▸ **TASK DIRECTIONS**
Pictures do not belong in the copy. Return all of the entries exactly.

▸ **RECORDS SHOWN**

******************************

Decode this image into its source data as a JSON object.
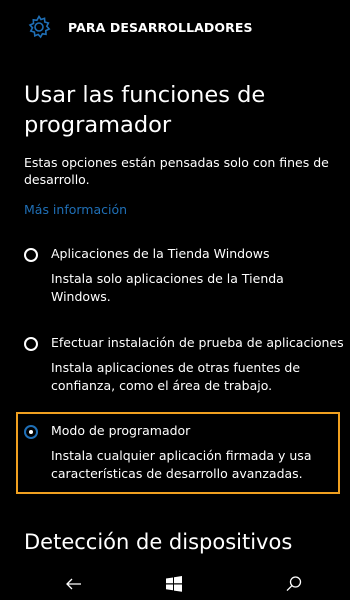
{
  "header": {
    "title": "PARA DESARROLLADORES",
    "icon": "gear-icon"
  },
  "page": {
    "title": "Usar las funciones de programador",
    "intro": "Estas opciones están pensadas solo con fines de desarrollo.",
    "link": "Más información"
  },
  "options": [
    {
      "label": "Aplicaciones de la Tienda Windows",
      "description": "Instala solo aplicaciones de la Tienda Windows.",
      "selected": false
    },
    {
      "label": "Efectuar instalación de prueba de aplicaciones",
      "description": "Instala aplicaciones de otras fuentes de confianza, como el área de trabajo.",
      "selected": false
    },
    {
      "label": "Modo de programador",
      "description": "Instala cualquier aplicación firmada y usa características de desarrollo avanzadas.",
      "selected": true
    }
  ],
  "section": {
    "title": "Detección de dispositivos"
  },
  "navbar": {
    "back_icon": "back-arrow-icon",
    "start_icon": "windows-logo-icon",
    "search_icon": "search-icon"
  },
  "colors": {
    "accent": "#1f6fb6",
    "highlight": "#f0a020",
    "background": "#000000",
    "text": "#ffffff"
  }
}
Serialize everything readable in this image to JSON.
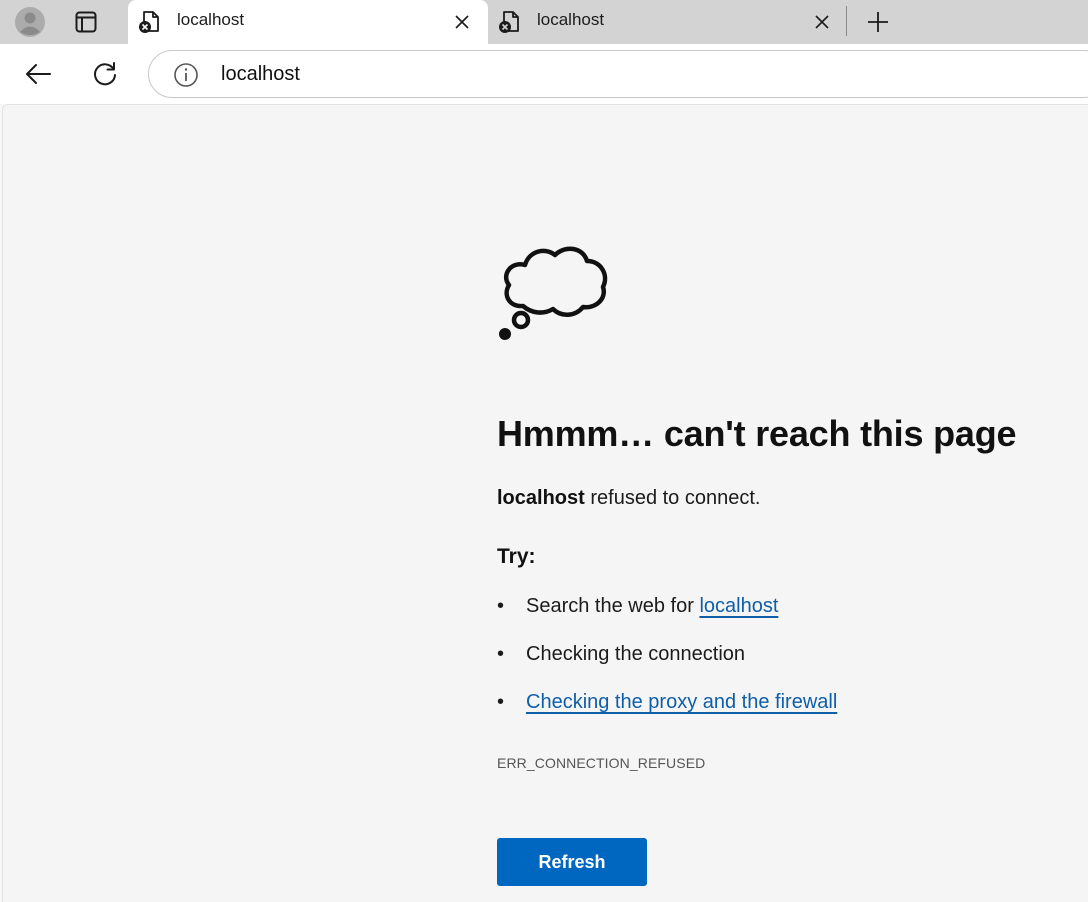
{
  "tabs": [
    {
      "title": "localhost",
      "favicon": "page-error-icon",
      "active": true
    },
    {
      "title": "localhost",
      "favicon": "page-error-icon",
      "active": false
    }
  ],
  "toolbar": {
    "address": "localhost",
    "icons": [
      "back-arrow-icon",
      "reload-icon",
      "site-info-icon"
    ]
  },
  "error_page": {
    "heading": "Hmmm… can't reach this page",
    "host": "localhost",
    "message": "refused to connect.",
    "try_label": "Try:",
    "suggestion_1_prefix": "Search the web for ",
    "suggestion_1_link": "localhost",
    "suggestion_2": "Checking the connection",
    "suggestion_3_link": "Checking the proxy and the firewall",
    "error_code": "ERR_CONNECTION_REFUSED",
    "refresh_label": "Refresh",
    "bullet": "•"
  },
  "colors": {
    "accent": "#0067c0",
    "link": "#0f5ea8",
    "tabstrip": "#d3d3d3",
    "page_bg": "#f5f5f5"
  }
}
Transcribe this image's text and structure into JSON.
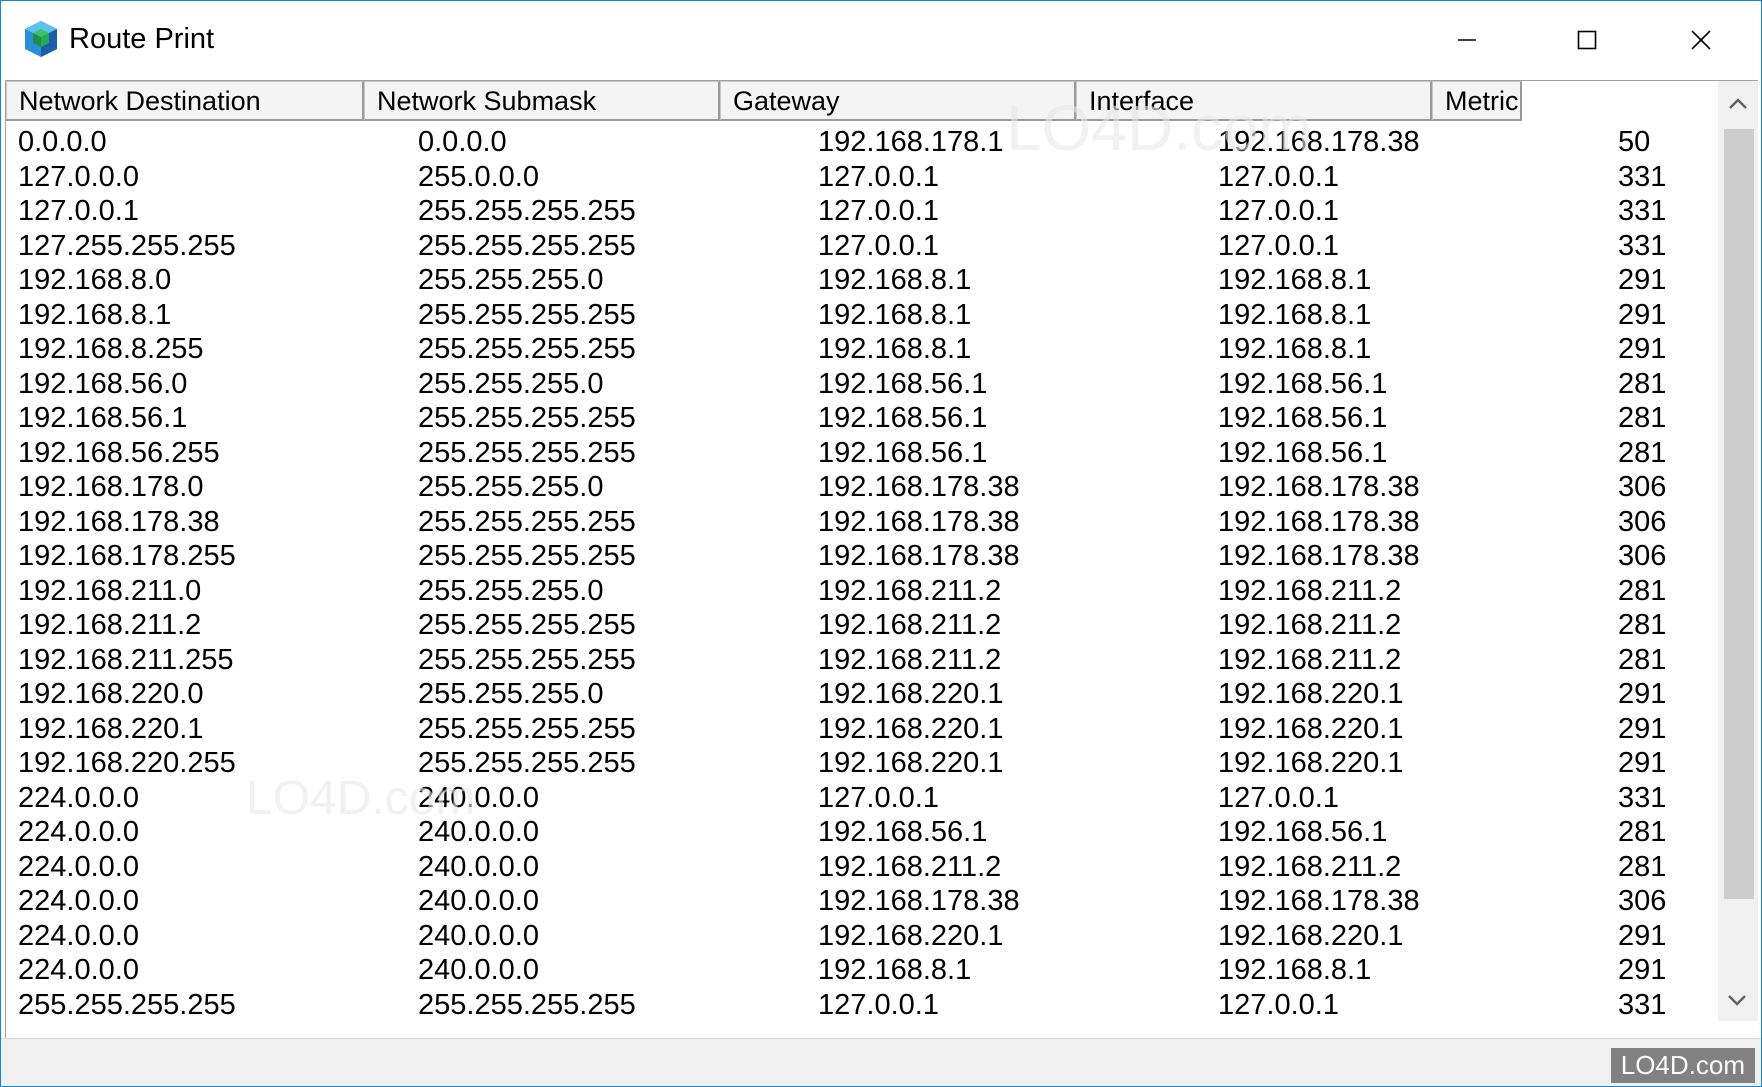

******************************

▸ **WRITTEN SOLUTION**
Decode this image into its source data as a JSON object.
{
  "header": {
    "title": "PARA DESARROLLADORES",
    "icon": "gear-icon"
  },
  "page": {
    "title": "Usar las funciones de programador",
    "intro": "Estas opciones están pensadas solo con fines de desarrollo.",
    "link": "Más información"
  },
  "options": [
    {
      "label": "Aplicaciones de la Tienda Windows",
      "description": "Instala solo aplicaciones de la Tienda Windows.",
      "selected": false
    },
    {
      "label": "Efectuar instalación de prueba de aplicaciones",
      "description": "Instala aplicaciones de otras fuentes de confianza, como el área de trabajo.",
      "selected": false
    },
    {
      "label": "Modo de programador",
      "description": "Instala cualquier aplicación firmada y usa características de desarrollo avanzadas.",
      "selected": true
    }
  ],
  "section": {
    "title": "Detección de dispositivos"
  },
  "navbar": {
    "back_icon": "back-arrow-icon",
    "start_icon": "windows-logo-icon",
    "search_icon": "search-icon"
  },
  "colors": {
    "accent": "#1f6fb6",
    "highlight": "#f0a020",
    "background": "#000000",
    "text": "#ffffff"
  }
}
Serialize everything readable in this image to JSON.
{
  "tabs": [
    {
      "title": "localhost",
      "favicon": "page-error-icon",
      "active": true
    },
    {
      "title": "localhost",
      "favicon": "page-error-icon",
      "active": false
    }
  ],
  "toolbar": {
    "address": "localhost",
    "icons": [
      "back-arrow-icon",
      "reload-icon",
      "site-info-icon"
    ]
  },
  "error_page": {
    "heading": "Hmmm… can't reach this page",
    "host": "localhost",
    "message": "refused to connect.",
    "try_label": "Try:",
    "suggestion_1_prefix": "Search the web for ",
    "suggestion_1_link": "localhost",
    "suggestion_2": "Checking the connection",
    "suggestion_3_link": "Checking the proxy and the firewall",
    "error_code": "ERR_CONNECTION_REFUSED",
    "refresh_label": "Refresh",
    "bullet": "•"
  },
  "colors": {
    "accent": "#0067c0",
    "link": "#0f5ea8",
    "tabstrip": "#d3d3d3",
    "page_bg": "#f5f5f5"
  }
}
Transcribe this image's text and structure into JSON.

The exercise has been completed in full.